* [Aim of the task] Write out each line word for word. Drop pictures.

* [Records for the exercise]
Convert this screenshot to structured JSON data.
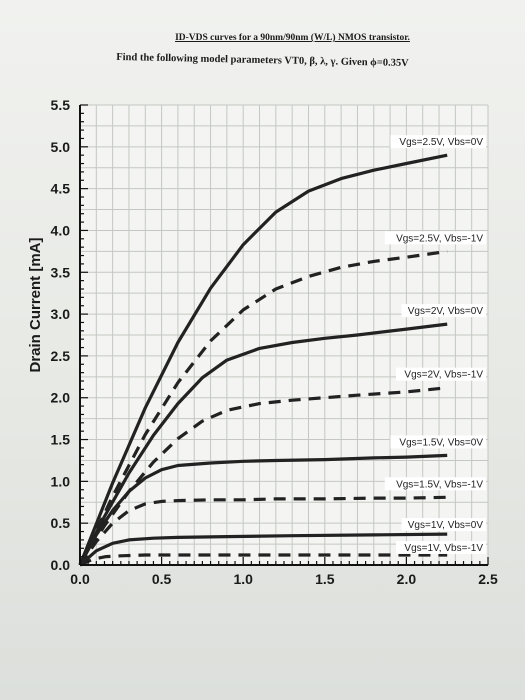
{
  "header": {
    "title": "ID-VDS curves for a 90nm/90nm (W/L) NMOS transistor.",
    "question": "Find the following model parameters VT0, β, λ, γ. Given ϕ=0.35V"
  },
  "colors": {
    "curve": "#222222",
    "grid": "#c4c7c2",
    "axis": "#111111",
    "label_bg": "#ffffff"
  },
  "chart_data": {
    "type": "line",
    "title": "",
    "xlabel": "",
    "ylabel": "Drain Current [mA]",
    "xlim": [
      0,
      2.5
    ],
    "ylim": [
      0,
      5.5
    ],
    "grid": true,
    "x_ticks": [
      "0.0",
      "0.5",
      "1.0",
      "1.5",
      "2.0",
      "2.5"
    ],
    "y_ticks": [
      "0.0",
      "0.5",
      "1.0",
      "1.5",
      "2.0",
      "2.5",
      "3.0",
      "3.5",
      "4.0",
      "4.5",
      "5.0",
      "5.5"
    ],
    "series": [
      {
        "name": "Vgs=2.5V, Vbs=0V",
        "style": "solid",
        "x": [
          0,
          0.2,
          0.4,
          0.6,
          0.8,
          1.0,
          1.2,
          1.4,
          1.6,
          1.8,
          2.0,
          2.25
        ],
        "y": [
          0,
          0.98,
          1.88,
          2.66,
          3.31,
          3.83,
          4.22,
          4.47,
          4.62,
          4.72,
          4.8,
          4.9
        ]
      },
      {
        "name": "Vgs=2.5V, Vbs=-1V",
        "style": "dashed",
        "x": [
          0,
          0.2,
          0.4,
          0.6,
          0.8,
          1.0,
          1.2,
          1.4,
          1.6,
          1.8,
          2.0,
          2.25
        ],
        "y": [
          0,
          0.82,
          1.56,
          2.18,
          2.68,
          3.05,
          3.3,
          3.45,
          3.56,
          3.63,
          3.68,
          3.75
        ]
      },
      {
        "name": "Vgs=2V, Vbs=0V",
        "style": "solid",
        "x": [
          0,
          0.15,
          0.3,
          0.45,
          0.6,
          0.75,
          0.9,
          1.1,
          1.3,
          1.5,
          1.7,
          2.0,
          2.25
        ],
        "y": [
          0,
          0.58,
          1.1,
          1.55,
          1.93,
          2.24,
          2.45,
          2.59,
          2.66,
          2.71,
          2.75,
          2.82,
          2.88
        ]
      },
      {
        "name": "Vgs=2V, Vbs=-1V",
        "style": "dashed",
        "x": [
          0,
          0.15,
          0.3,
          0.45,
          0.6,
          0.75,
          0.9,
          1.1,
          1.3,
          1.5,
          1.7,
          2.0,
          2.25
        ],
        "y": [
          0,
          0.47,
          0.88,
          1.23,
          1.51,
          1.72,
          1.85,
          1.93,
          1.97,
          2.0,
          2.03,
          2.07,
          2.12
        ]
      },
      {
        "name": "Vgs=1.5V, Vbs=0V",
        "style": "solid",
        "x": [
          0,
          0.1,
          0.2,
          0.3,
          0.4,
          0.5,
          0.6,
          0.8,
          1.0,
          1.2,
          1.5,
          1.8,
          2.0,
          2.25
        ],
        "y": [
          0,
          0.36,
          0.65,
          0.88,
          1.04,
          1.14,
          1.19,
          1.22,
          1.24,
          1.25,
          1.26,
          1.28,
          1.29,
          1.31
        ]
      },
      {
        "name": "Vgs=1.5V, Vbs=-1V",
        "style": "dashed",
        "x": [
          0,
          0.1,
          0.2,
          0.3,
          0.4,
          0.5,
          0.6,
          0.8,
          1.0,
          1.2,
          1.5,
          1.8,
          2.0,
          2.25
        ],
        "y": [
          0,
          0.28,
          0.5,
          0.65,
          0.73,
          0.76,
          0.77,
          0.78,
          0.78,
          0.79,
          0.79,
          0.8,
          0.8,
          0.81
        ]
      },
      {
        "name": "Vgs=1V, Vbs=0V",
        "style": "solid",
        "x": [
          0,
          0.1,
          0.2,
          0.3,
          0.45,
          0.6,
          0.9,
          1.3,
          1.8,
          2.25
        ],
        "y": [
          0,
          0.17,
          0.26,
          0.3,
          0.32,
          0.33,
          0.34,
          0.35,
          0.36,
          0.37
        ]
      },
      {
        "name": "Vgs=1V, Vbs=-1V",
        "style": "dashed",
        "x": [
          0,
          0.08,
          0.16,
          0.25,
          0.4,
          0.7,
          1.2,
          1.8,
          2.25
        ],
        "y": [
          0,
          0.07,
          0.1,
          0.11,
          0.12,
          0.12,
          0.12,
          0.12,
          0.12
        ]
      }
    ]
  }
}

* [The result]
Convert this screenshot to structured JSON data.
{
  "header": {
    "title": "ID-VDS curves for a 90nm/90nm (W/L) NMOS transistor.",
    "question": "Find the following model parameters VT0, β, λ, γ. Given ϕ=0.35V"
  },
  "colors": {
    "curve": "#222222",
    "grid": "#c4c7c2",
    "axis": "#111111",
    "label_bg": "#ffffff"
  },
  "chart_data": {
    "type": "line",
    "title": "",
    "xlabel": "",
    "ylabel": "Drain Current [mA]",
    "xlim": [
      0,
      2.5
    ],
    "ylim": [
      0,
      5.5
    ],
    "grid": true,
    "x_ticks": [
      "0.0",
      "0.5",
      "1.0",
      "1.5",
      "2.0",
      "2.5"
    ],
    "y_ticks": [
      "0.0",
      "0.5",
      "1.0",
      "1.5",
      "2.0",
      "2.5",
      "3.0",
      "3.5",
      "4.0",
      "4.5",
      "5.0",
      "5.5"
    ],
    "series": [
      {
        "name": "Vgs=2.5V, Vbs=0V",
        "style": "solid",
        "x": [
          0,
          0.2,
          0.4,
          0.6,
          0.8,
          1.0,
          1.2,
          1.4,
          1.6,
          1.8,
          2.0,
          2.25
        ],
        "y": [
          0,
          0.98,
          1.88,
          2.66,
          3.31,
          3.83,
          4.22,
          4.47,
          4.62,
          4.72,
          4.8,
          4.9
        ]
      },
      {
        "name": "Vgs=2.5V, Vbs=-1V",
        "style": "dashed",
        "x": [
          0,
          0.2,
          0.4,
          0.6,
          0.8,
          1.0,
          1.2,
          1.4,
          1.6,
          1.8,
          2.0,
          2.25
        ],
        "y": [
          0,
          0.82,
          1.56,
          2.18,
          2.68,
          3.05,
          3.3,
          3.45,
          3.56,
          3.63,
          3.68,
          3.75
        ]
      },
      {
        "name": "Vgs=2V, Vbs=0V",
        "style": "solid",
        "x": [
          0,
          0.15,
          0.3,
          0.45,
          0.6,
          0.75,
          0.9,
          1.1,
          1.3,
          1.5,
          1.7,
          2.0,
          2.25
        ],
        "y": [
          0,
          0.58,
          1.1,
          1.55,
          1.93,
          2.24,
          2.45,
          2.59,
          2.66,
          2.71,
          2.75,
          2.82,
          2.88
        ]
      },
      {
        "name": "Vgs=2V, Vbs=-1V",
        "style": "dashed",
        "x": [
          0,
          0.15,
          0.3,
          0.45,
          0.6,
          0.75,
          0.9,
          1.1,
          1.3,
          1.5,
          1.7,
          2.0,
          2.25
        ],
        "y": [
          0,
          0.47,
          0.88,
          1.23,
          1.51,
          1.72,
          1.85,
          1.93,
          1.97,
          2.0,
          2.03,
          2.07,
          2.12
        ]
      },
      {
        "name": "Vgs=1.5V, Vbs=0V",
        "style": "solid",
        "x": [
          0,
          0.1,
          0.2,
          0.3,
          0.4,
          0.5,
          0.6,
          0.8,
          1.0,
          1.2,
          1.5,
          1.8,
          2.0,
          2.25
        ],
        "y": [
          0,
          0.36,
          0.65,
          0.88,
          1.04,
          1.14,
          1.19,
          1.22,
          1.24,
          1.25,
          1.26,
          1.28,
          1.29,
          1.31
        ]
      },
      {
        "name": "Vgs=1.5V, Vbs=-1V",
        "style": "dashed",
        "x": [
          0,
          0.1,
          0.2,
          0.3,
          0.4,
          0.5,
          0.6,
          0.8,
          1.0,
          1.2,
          1.5,
          1.8,
          2.0,
          2.25
        ],
        "y": [
          0,
          0.28,
          0.5,
          0.65,
          0.73,
          0.76,
          0.77,
          0.78,
          0.78,
          0.79,
          0.79,
          0.8,
          0.8,
          0.81
        ]
      },
      {
        "name": "Vgs=1V, Vbs=0V",
        "style": "solid",
        "x": [
          0,
          0.1,
          0.2,
          0.3,
          0.45,
          0.6,
          0.9,
          1.3,
          1.8,
          2.25
        ],
        "y": [
          0,
          0.17,
          0.26,
          0.3,
          0.32,
          0.33,
          0.34,
          0.35,
          0.36,
          0.37
        ]
      },
      {
        "name": "Vgs=1V, Vbs=-1V",
        "style": "dashed",
        "x": [
          0,
          0.08,
          0.16,
          0.25,
          0.4,
          0.7,
          1.2,
          1.8,
          2.25
        ],
        "y": [
          0,
          0.07,
          0.1,
          0.11,
          0.12,
          0.12,
          0.12,
          0.12,
          0.12
        ]
      }
    ]
  }
}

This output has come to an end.